■ Problem to work on:
Retype each of the entries below word for word, changing nothing.

■ Region annotation entries:
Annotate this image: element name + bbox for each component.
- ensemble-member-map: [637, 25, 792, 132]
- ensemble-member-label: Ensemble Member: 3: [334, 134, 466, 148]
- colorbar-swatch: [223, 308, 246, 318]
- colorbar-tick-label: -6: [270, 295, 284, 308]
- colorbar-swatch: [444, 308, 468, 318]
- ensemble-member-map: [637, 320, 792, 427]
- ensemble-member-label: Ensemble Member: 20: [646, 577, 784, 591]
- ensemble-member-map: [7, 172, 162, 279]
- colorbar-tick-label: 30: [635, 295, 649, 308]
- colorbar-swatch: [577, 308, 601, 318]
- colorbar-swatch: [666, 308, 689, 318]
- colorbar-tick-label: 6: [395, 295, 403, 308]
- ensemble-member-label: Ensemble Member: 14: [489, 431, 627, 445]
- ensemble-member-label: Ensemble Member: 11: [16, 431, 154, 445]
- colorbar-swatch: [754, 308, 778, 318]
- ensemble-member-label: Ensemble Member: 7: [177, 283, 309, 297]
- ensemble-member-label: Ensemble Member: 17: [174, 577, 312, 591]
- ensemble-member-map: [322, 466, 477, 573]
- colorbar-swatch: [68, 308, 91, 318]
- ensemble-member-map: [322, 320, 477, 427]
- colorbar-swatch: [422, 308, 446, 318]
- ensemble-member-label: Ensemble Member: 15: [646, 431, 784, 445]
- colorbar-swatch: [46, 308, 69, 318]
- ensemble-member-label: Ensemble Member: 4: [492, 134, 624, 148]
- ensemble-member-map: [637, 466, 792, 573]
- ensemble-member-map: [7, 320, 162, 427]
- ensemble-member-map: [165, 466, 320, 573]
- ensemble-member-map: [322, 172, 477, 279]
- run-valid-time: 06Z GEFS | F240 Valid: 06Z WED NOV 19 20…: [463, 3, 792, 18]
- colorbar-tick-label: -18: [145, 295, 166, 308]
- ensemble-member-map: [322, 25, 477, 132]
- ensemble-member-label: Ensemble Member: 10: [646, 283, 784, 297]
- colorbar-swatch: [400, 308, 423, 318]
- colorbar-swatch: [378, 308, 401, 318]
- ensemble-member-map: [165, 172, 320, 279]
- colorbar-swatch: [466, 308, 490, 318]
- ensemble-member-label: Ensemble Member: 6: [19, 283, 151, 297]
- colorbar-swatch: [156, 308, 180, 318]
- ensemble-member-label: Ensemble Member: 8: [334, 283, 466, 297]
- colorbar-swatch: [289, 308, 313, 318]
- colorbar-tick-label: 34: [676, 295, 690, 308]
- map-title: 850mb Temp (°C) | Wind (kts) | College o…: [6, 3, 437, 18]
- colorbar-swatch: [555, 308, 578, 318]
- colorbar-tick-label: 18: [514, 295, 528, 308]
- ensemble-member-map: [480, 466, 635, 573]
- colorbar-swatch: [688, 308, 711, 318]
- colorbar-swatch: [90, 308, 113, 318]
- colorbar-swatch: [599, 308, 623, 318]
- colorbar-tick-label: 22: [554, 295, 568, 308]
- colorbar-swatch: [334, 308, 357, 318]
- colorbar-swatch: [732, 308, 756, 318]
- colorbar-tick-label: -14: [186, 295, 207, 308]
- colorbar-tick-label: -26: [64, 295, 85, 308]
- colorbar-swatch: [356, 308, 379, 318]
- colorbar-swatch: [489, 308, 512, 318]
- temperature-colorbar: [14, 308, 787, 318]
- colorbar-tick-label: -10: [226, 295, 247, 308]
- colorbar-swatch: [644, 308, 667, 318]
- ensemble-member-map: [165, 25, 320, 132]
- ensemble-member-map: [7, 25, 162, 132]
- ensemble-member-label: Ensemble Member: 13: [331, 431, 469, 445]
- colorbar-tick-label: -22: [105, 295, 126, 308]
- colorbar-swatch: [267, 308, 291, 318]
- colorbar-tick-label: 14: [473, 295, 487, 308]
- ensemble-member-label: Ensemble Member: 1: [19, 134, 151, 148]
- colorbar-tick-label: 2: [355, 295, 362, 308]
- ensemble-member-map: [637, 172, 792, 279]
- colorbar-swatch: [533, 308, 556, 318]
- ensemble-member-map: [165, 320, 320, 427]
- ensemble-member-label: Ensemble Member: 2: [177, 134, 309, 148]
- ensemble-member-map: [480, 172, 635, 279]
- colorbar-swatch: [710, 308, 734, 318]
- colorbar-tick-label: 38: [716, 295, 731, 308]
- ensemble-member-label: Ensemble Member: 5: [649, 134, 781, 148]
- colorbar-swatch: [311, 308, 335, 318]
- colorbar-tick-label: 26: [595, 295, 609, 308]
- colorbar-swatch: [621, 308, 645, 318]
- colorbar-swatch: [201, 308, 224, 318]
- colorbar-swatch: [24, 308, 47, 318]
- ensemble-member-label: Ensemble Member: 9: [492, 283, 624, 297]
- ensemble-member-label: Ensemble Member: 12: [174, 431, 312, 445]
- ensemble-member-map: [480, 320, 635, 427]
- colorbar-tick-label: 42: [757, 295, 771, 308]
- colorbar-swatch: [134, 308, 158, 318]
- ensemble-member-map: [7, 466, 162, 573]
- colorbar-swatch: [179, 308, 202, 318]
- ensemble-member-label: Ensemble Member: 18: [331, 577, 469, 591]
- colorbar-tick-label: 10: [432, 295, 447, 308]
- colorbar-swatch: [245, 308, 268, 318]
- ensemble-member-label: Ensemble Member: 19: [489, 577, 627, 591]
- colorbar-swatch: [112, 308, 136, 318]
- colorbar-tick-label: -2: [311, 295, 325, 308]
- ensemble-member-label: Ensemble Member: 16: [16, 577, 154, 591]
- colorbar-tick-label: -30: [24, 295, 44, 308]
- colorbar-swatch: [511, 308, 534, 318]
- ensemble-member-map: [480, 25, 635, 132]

■ Finished task:
Annotate this image: element name + bbox for each component.
- ensemble-member-map: [637, 25, 792, 132]
- ensemble-member-label: Ensemble Member: 3: [334, 134, 466, 148]
- colorbar-swatch: [223, 308, 246, 318]
- colorbar-tick-label: -6: [270, 295, 284, 308]
- colorbar-swatch: [444, 308, 468, 318]
- ensemble-member-map: [637, 320, 792, 427]
- ensemble-member-label: Ensemble Member: 20: [646, 577, 784, 591]
- ensemble-member-map: [7, 172, 162, 279]
- colorbar-tick-label: 30: [635, 295, 649, 308]
- colorbar-swatch: [577, 308, 601, 318]
- colorbar-swatch: [666, 308, 689, 318]
- colorbar-tick-label: 6: [395, 295, 403, 308]
- ensemble-member-label: Ensemble Member: 14: [489, 431, 627, 445]
- ensemble-member-label: Ensemble Member: 11: [16, 431, 154, 445]
- colorbar-swatch: [754, 308, 778, 318]
- ensemble-member-label: Ensemble Member: 7: [177, 283, 309, 297]
- ensemble-member-label: Ensemble Member: 17: [174, 577, 312, 591]
- ensemble-member-map: [322, 466, 477, 573]
- colorbar-swatch: [68, 308, 91, 318]
- ensemble-member-map: [322, 320, 477, 427]
- colorbar-swatch: [422, 308, 446, 318]
- ensemble-member-label: Ensemble Member: 15: [646, 431, 784, 445]
- colorbar-swatch: [46, 308, 69, 318]
- ensemble-member-label: Ensemble Member: 4: [492, 134, 624, 148]
- ensemble-member-map: [637, 466, 792, 573]
- ensemble-member-map: [7, 320, 162, 427]
- ensemble-member-map: [165, 466, 320, 573]
- ensemble-member-map: [322, 172, 477, 279]
- run-valid-time: 06Z GEFS | F240 Valid: 06Z WED NOV 19 20…: [463, 3, 792, 18]
- colorbar-tick-label: -18: [145, 295, 166, 308]
- ensemble-member-map: [322, 25, 477, 132]
- ensemble-member-label: Ensemble Member: 10: [646, 283, 784, 297]
- colorbar-swatch: [400, 308, 423, 318]
- colorbar-swatch: [378, 308, 401, 318]
- ensemble-member-map: [165, 172, 320, 279]
- colorbar-swatch: [466, 308, 490, 318]
- ensemble-member-label: Ensemble Member: 6: [19, 283, 151, 297]
- colorbar-swatch: [156, 308, 180, 318]
- ensemble-member-label: Ensemble Member: 8: [334, 283, 466, 297]
- colorbar-swatch: [289, 308, 313, 318]
- colorbar-tick-label: 34: [676, 295, 690, 308]
- map-title: 850mb Temp (°C) | Wind (kts) | College o…: [6, 3, 437, 18]
- colorbar-swatch: [555, 308, 578, 318]
- colorbar-tick-label: 18: [514, 295, 528, 308]
- ensemble-member-map: [480, 466, 635, 573]
- colorbar-swatch: [688, 308, 711, 318]
- colorbar-swatch: [90, 308, 113, 318]
- colorbar-swatch: [599, 308, 623, 318]
- colorbar-tick-label: 22: [554, 295, 568, 308]
- colorbar-swatch: [334, 308, 357, 318]
- colorbar-swatch: [732, 308, 756, 318]
- colorbar-tick-label: -14: [186, 295, 207, 308]
- colorbar-tick-label: -26: [64, 295, 85, 308]
- colorbar-swatch: [356, 308, 379, 318]
- colorbar-swatch: [489, 308, 512, 318]
- temperature-colorbar: [14, 308, 787, 318]
- colorbar-tick-label: -10: [226, 295, 247, 308]
- colorbar-swatch: [644, 308, 667, 318]
- ensemble-member-map: [165, 25, 320, 132]
- ensemble-member-map: [7, 25, 162, 132]
- ensemble-member-label: Ensemble Member: 13: [331, 431, 469, 445]
- colorbar-tick-label: -22: [105, 295, 126, 308]
- colorbar-swatch: [267, 308, 291, 318]
- colorbar-tick-label: 14: [473, 295, 487, 308]
- ensemble-member-label: Ensemble Member: 1: [19, 134, 151, 148]
- colorbar-tick-label: 2: [355, 295, 362, 308]
- ensemble-member-map: [637, 172, 792, 279]
- colorbar-swatch: [533, 308, 556, 318]
- ensemble-member-map: [165, 320, 320, 427]
- ensemble-member-label: Ensemble Member: 2: [177, 134, 309, 148]
- ensemble-member-map: [480, 172, 635, 279]
- colorbar-swatch: [710, 308, 734, 318]
- colorbar-tick-label: 38: [716, 295, 731, 308]
- ensemble-member-label: Ensemble Member: 5: [649, 134, 781, 148]
- colorbar-swatch: [311, 308, 335, 318]
- colorbar-tick-label: 26: [595, 295, 609, 308]
- colorbar-swatch: [621, 308, 645, 318]
- colorbar-swatch: [201, 308, 224, 318]
- colorbar-swatch: [24, 308, 47, 318]
- ensemble-member-label: Ensemble Member: 9: [492, 283, 624, 297]
- ensemble-member-label: Ensemble Member: 12: [174, 431, 312, 445]
- ensemble-member-map: [480, 320, 635, 427]
- colorbar-tick-label: 42: [757, 295, 771, 308]
- colorbar-swatch: [134, 308, 158, 318]
- ensemble-member-map: [7, 466, 162, 573]
- colorbar-swatch: [179, 308, 202, 318]
- ensemble-member-label: Ensemble Member: 18: [331, 577, 469, 591]
- colorbar-tick-label: 10: [432, 295, 447, 308]
- colorbar-swatch: [245, 308, 268, 318]
- ensemble-member-label: Ensemble Member: 19: [489, 577, 627, 591]
- colorbar-swatch: [112, 308, 136, 318]
- colorbar-tick-label: -2: [311, 295, 325, 308]
- ensemble-member-label: Ensemble Member: 16: [16, 577, 154, 591]
- colorbar-tick-label: -30: [24, 295, 44, 308]
- colorbar-swatch: [511, 308, 534, 318]
- ensemble-member-map: [480, 25, 635, 132]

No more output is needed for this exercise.